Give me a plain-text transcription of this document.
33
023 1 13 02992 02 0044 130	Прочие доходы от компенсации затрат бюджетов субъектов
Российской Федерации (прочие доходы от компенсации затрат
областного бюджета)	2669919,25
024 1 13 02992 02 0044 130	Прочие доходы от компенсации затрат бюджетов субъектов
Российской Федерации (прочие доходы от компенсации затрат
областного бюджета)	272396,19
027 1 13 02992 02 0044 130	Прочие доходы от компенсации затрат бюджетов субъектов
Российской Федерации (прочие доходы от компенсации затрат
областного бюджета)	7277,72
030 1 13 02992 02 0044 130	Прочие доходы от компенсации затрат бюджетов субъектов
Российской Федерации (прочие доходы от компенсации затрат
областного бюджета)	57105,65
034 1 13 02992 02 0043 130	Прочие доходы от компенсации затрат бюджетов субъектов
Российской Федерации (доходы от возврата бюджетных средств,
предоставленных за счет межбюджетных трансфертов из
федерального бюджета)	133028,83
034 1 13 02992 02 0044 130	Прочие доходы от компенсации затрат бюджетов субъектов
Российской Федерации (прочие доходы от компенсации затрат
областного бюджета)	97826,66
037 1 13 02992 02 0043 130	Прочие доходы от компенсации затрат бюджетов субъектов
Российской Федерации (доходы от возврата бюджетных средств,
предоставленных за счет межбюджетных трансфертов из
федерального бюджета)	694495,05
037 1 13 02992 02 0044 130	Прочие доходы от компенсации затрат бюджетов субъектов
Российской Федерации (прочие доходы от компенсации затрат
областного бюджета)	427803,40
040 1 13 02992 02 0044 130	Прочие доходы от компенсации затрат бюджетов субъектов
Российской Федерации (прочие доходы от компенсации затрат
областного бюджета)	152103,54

(WHAT THE TASK ASKS) Pull out each line of the listing that holds the string "бюджетов".

(RESULT FOR THIS EXERCISE)
023 1 13 02992 02 0044 130	Прочие доходы от компенсации затрат бюджетов субъектов
024 1 13 02992 02 0044 130	Прочие доходы от компенсации затрат бюджетов субъектов
027 1 13 02992 02 0044 130	Прочие доходы от компенсации затрат бюджетов субъектов
030 1 13 02992 02 0044 130	Прочие доходы от компенсации затрат бюджетов субъектов
034 1 13 02992 02 0043 130	Прочие доходы от компенсации затрат бюджетов субъектов
034 1 13 02992 02 0044 130	Прочие доходы от компенсации затрат бюджетов субъектов
037 1 13 02992 02 0043 130	Прочие доходы от компенсации затрат бюджетов субъектов
037 1 13 02992 02 0044 130	Прочие доходы от компенсации затрат бюджетов субъектов
040 1 13 02992 02 0044 130	Прочие доходы от компенсации затрат бюджетов субъектов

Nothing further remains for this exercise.